## Stored records
▼▼▼

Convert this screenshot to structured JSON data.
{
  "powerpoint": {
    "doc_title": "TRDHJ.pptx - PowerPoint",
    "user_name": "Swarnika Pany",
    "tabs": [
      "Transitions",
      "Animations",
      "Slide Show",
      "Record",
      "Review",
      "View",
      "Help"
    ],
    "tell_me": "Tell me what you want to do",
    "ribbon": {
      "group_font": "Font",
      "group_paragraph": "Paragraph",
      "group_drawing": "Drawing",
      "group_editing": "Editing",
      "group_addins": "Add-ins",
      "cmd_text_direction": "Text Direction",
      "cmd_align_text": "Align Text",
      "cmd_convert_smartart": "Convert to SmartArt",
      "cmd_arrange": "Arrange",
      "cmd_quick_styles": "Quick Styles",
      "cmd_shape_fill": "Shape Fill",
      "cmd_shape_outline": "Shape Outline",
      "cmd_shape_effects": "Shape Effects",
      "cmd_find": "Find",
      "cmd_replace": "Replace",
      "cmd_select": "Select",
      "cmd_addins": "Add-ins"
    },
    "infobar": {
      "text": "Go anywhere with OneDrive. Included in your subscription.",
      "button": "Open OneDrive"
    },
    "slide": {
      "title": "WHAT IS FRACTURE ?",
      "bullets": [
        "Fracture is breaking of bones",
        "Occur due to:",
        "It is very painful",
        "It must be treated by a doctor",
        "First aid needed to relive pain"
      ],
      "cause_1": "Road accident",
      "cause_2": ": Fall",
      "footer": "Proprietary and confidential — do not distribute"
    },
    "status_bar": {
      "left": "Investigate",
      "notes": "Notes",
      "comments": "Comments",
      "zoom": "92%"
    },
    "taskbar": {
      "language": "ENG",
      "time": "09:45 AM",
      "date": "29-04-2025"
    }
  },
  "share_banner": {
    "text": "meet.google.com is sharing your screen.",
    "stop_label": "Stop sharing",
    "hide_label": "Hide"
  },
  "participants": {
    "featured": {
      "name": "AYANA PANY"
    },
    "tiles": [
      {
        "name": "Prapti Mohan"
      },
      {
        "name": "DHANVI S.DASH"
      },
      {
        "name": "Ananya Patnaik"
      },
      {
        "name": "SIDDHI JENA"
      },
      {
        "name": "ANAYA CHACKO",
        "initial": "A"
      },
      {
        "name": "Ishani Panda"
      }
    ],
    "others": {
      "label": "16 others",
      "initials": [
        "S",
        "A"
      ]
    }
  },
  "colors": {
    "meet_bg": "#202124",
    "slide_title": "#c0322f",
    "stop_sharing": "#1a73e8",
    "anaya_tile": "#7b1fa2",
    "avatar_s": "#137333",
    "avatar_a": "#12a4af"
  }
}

▲▲▲

## Challenge
Search the records for the word "OneDrive", then list every line that has it.

## Answer to this problem
      "text": "Go anywhere with OneDrive. Included in your subscription.",
      "button": "Open OneDrive"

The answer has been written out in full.